**Exercise task**
Search the material for the word "screenshot" and copy each line that holds it.

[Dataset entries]
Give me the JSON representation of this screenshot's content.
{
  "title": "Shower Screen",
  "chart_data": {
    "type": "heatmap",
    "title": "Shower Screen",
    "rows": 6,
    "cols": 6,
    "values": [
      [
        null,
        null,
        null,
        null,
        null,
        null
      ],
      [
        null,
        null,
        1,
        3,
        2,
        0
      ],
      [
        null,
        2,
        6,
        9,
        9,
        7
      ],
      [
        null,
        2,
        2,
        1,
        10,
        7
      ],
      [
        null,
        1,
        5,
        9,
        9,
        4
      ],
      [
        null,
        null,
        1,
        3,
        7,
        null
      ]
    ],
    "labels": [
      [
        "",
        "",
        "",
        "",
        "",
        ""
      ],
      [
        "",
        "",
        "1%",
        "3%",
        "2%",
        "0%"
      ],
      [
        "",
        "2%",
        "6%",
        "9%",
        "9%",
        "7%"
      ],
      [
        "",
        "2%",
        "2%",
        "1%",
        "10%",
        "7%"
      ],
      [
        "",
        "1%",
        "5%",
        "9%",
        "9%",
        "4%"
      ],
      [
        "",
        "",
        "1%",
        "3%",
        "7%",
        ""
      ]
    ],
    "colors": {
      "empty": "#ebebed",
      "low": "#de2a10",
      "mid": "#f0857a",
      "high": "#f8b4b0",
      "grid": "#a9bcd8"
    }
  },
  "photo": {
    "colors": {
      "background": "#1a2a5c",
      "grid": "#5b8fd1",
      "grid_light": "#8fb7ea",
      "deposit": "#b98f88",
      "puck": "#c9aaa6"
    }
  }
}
==
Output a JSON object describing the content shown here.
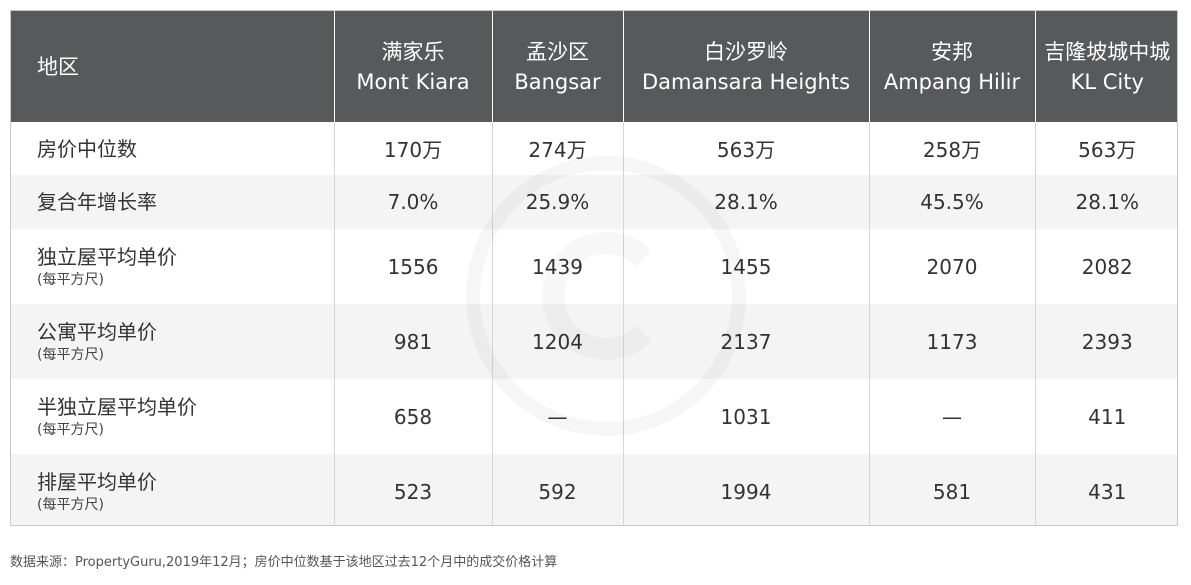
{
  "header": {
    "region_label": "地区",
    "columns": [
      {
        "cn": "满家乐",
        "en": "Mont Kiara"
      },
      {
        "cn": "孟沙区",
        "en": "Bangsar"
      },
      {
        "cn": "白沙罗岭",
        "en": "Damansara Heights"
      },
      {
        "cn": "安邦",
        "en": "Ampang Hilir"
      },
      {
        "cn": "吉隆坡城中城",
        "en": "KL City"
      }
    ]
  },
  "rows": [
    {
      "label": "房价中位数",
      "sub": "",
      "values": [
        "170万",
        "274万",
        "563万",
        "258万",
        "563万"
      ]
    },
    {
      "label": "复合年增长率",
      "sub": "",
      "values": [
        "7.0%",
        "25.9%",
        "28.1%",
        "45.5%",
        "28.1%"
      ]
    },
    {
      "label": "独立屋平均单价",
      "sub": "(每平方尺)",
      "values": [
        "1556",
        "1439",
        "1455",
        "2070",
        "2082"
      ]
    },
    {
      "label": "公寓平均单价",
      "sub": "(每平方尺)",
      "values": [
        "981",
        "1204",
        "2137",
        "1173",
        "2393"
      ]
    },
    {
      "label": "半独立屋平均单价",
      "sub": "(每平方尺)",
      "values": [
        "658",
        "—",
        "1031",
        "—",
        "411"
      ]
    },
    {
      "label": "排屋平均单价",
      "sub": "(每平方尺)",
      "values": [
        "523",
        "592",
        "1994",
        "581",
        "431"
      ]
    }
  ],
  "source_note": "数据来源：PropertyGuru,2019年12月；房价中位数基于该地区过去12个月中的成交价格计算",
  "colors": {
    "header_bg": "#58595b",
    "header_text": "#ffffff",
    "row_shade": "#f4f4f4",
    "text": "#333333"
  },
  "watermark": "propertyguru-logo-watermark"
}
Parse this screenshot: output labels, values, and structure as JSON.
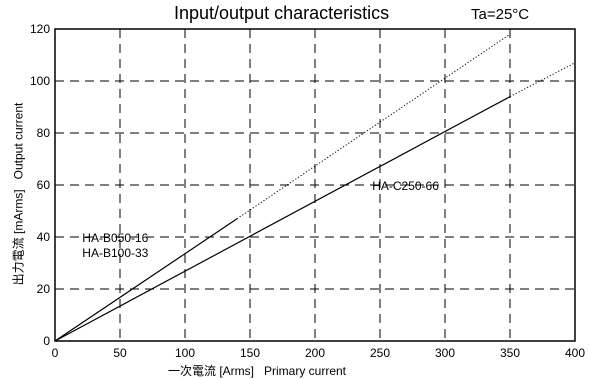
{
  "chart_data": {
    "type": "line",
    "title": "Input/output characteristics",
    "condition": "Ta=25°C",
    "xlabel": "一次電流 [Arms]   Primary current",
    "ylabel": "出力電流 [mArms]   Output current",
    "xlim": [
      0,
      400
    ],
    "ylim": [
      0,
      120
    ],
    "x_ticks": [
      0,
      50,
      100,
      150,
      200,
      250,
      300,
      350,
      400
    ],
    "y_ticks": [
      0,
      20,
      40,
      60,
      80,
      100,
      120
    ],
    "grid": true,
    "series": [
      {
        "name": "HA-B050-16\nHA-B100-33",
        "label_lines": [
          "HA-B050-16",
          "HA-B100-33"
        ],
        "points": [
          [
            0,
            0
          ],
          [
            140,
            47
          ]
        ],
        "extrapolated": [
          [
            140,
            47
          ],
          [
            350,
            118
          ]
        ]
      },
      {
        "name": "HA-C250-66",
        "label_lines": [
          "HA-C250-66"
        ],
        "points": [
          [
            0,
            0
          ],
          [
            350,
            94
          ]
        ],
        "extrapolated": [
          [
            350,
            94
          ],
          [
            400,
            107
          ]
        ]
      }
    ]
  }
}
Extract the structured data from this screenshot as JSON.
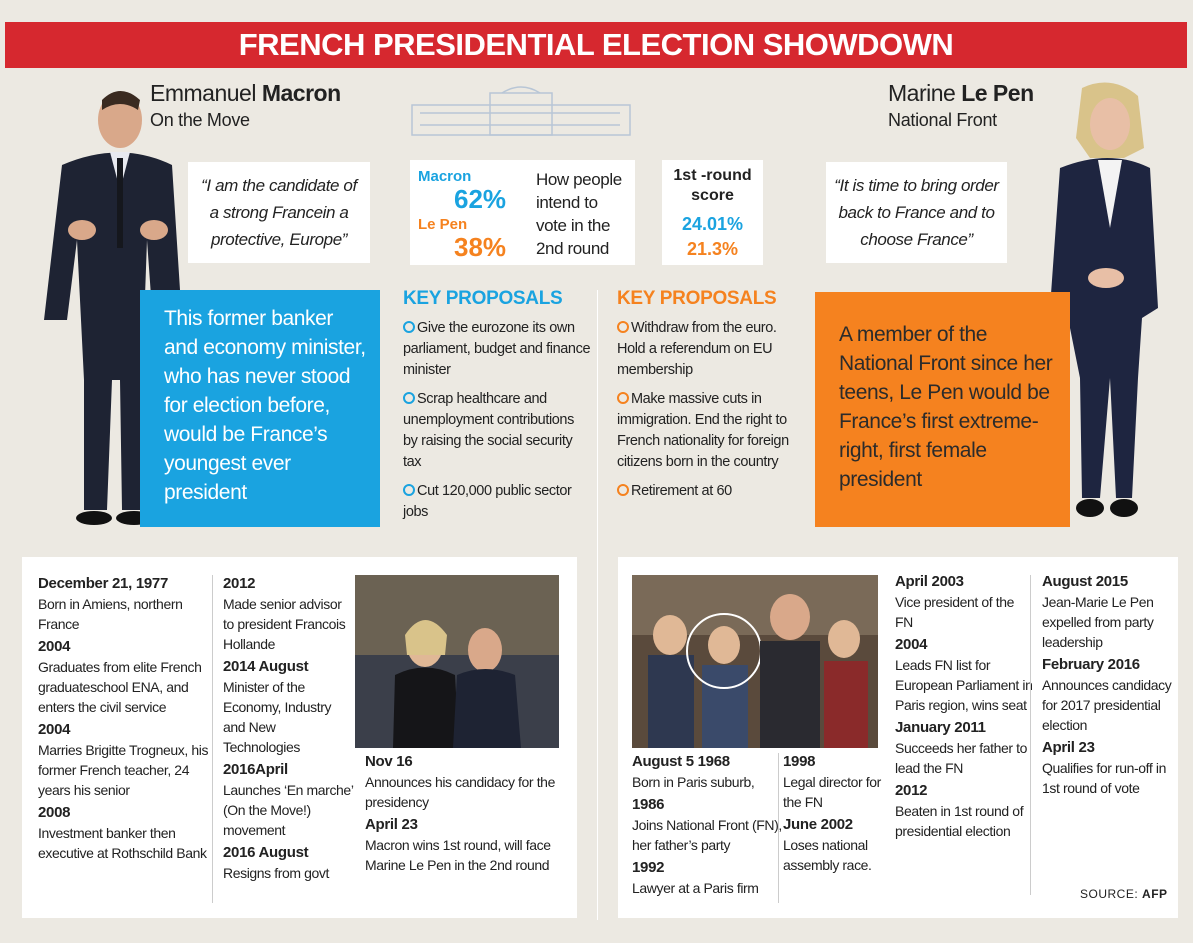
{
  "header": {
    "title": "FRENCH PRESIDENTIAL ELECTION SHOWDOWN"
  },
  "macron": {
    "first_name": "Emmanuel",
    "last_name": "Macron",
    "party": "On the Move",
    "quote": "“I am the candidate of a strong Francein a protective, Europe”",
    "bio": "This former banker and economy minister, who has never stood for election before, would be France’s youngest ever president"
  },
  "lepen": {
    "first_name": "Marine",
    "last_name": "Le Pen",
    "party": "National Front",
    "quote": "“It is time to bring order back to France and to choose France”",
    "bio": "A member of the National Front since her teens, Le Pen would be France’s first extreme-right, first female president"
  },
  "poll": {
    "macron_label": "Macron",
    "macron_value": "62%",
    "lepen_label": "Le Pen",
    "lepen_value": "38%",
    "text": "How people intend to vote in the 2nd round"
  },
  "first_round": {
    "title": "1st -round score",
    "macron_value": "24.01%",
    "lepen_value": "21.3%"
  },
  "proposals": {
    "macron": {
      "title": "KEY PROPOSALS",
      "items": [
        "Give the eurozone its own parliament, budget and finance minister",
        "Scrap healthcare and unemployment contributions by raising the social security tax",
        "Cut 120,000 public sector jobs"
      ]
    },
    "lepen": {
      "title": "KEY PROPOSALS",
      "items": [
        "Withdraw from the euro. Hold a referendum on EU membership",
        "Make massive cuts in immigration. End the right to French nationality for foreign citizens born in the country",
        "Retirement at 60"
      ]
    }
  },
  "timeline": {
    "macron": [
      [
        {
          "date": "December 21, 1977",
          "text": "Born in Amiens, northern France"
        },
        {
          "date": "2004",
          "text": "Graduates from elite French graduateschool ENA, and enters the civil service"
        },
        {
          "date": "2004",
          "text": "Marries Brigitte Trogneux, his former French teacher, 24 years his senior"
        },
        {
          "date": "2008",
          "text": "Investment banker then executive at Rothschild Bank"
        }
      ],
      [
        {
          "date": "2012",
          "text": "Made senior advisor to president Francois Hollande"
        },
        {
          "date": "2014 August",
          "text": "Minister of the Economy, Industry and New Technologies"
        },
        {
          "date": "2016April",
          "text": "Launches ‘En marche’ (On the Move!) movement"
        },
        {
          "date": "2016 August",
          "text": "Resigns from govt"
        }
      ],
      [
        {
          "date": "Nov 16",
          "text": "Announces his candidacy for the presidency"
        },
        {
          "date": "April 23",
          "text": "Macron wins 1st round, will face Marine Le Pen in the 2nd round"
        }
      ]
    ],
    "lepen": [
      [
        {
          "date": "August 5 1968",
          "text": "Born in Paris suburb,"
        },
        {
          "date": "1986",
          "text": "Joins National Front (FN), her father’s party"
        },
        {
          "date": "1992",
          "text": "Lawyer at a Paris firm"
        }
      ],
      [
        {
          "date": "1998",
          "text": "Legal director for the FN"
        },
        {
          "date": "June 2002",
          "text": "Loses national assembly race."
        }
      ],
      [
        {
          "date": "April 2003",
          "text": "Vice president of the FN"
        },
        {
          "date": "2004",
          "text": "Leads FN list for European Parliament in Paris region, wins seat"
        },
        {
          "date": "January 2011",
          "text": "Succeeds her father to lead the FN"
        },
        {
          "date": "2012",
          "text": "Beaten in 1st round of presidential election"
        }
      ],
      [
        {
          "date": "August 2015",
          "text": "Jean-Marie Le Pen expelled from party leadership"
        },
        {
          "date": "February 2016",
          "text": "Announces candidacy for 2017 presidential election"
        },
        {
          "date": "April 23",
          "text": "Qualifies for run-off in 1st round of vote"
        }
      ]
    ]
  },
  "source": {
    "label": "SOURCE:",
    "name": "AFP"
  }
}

**Task solution**
Give me the JSON representation of this screenshot's content.
Parse this screenshot: output labels, values, and structure as JSON.
Extract the structured data from this screenshot as JSON.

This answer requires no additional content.